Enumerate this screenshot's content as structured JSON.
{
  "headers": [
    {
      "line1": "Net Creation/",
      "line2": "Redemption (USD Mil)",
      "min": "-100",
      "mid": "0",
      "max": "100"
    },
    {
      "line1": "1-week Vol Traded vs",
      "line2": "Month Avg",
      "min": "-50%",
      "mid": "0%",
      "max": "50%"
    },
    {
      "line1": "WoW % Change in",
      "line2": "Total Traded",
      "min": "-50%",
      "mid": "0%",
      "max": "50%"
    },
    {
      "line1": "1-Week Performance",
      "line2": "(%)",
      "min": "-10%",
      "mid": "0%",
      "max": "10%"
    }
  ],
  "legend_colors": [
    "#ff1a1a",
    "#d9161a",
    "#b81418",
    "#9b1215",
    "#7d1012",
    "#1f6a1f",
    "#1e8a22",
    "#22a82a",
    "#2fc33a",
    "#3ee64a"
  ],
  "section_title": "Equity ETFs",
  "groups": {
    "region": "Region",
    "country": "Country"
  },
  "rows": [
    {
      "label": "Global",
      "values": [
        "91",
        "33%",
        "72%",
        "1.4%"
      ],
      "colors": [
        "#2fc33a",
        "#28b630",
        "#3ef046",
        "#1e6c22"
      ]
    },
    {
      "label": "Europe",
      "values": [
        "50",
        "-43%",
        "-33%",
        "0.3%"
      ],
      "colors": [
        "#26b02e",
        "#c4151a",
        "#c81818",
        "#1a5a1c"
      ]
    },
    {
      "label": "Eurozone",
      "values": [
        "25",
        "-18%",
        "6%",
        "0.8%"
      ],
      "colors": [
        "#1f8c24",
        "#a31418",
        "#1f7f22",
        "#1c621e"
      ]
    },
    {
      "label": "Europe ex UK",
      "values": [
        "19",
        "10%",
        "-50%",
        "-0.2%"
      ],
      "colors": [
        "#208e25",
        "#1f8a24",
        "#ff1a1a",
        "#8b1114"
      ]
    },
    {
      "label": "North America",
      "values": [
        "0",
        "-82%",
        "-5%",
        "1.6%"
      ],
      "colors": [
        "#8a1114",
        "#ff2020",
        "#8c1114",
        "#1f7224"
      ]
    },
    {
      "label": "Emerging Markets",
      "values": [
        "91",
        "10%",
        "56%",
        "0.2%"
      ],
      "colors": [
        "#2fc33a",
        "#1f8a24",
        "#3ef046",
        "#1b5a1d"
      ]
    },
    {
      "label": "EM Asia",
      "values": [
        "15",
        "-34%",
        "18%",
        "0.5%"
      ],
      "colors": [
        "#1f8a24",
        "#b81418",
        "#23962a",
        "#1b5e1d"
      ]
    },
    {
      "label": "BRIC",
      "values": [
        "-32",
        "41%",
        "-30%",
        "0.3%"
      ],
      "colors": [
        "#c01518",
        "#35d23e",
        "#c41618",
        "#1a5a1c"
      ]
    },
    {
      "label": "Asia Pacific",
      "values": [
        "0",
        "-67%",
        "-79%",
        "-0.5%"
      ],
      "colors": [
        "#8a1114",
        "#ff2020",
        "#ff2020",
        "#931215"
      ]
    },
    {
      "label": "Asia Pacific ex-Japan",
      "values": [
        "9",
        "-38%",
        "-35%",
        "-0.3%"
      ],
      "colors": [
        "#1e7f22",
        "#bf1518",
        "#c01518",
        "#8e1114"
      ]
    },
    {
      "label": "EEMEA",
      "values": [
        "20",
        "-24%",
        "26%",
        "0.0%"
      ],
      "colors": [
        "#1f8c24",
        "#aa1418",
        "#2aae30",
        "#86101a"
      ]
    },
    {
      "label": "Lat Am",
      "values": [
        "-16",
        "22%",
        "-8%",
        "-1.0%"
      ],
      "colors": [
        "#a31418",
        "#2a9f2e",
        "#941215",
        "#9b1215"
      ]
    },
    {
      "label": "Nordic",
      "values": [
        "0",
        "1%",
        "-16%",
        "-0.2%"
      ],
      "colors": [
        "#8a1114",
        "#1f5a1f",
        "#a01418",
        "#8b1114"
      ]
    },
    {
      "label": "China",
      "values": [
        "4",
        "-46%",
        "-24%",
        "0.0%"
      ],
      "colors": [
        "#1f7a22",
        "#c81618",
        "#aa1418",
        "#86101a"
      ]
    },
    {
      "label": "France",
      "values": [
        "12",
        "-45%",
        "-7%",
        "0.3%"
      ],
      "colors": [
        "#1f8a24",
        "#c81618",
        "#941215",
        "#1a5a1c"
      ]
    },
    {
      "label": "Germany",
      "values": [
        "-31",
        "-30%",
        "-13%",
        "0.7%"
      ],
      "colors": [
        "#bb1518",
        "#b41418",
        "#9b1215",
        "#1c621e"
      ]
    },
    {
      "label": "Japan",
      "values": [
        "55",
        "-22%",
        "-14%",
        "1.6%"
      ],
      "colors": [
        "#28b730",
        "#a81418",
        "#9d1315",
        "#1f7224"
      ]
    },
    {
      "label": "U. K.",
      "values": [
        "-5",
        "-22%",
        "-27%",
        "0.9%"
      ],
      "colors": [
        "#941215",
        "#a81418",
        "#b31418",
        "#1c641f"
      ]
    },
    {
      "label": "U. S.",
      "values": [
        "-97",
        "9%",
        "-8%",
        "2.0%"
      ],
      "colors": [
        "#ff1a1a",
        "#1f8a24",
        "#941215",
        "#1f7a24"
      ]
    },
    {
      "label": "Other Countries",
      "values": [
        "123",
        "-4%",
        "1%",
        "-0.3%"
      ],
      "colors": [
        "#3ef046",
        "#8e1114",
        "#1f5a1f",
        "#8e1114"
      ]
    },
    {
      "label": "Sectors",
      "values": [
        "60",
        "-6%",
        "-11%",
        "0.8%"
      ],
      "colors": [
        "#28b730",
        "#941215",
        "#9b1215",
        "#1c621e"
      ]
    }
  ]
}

*WRITTEN PROBLEM*
A line counts if it holds the word "Japan". How many lines of the entries count? Give the number only.

*REPLY*
2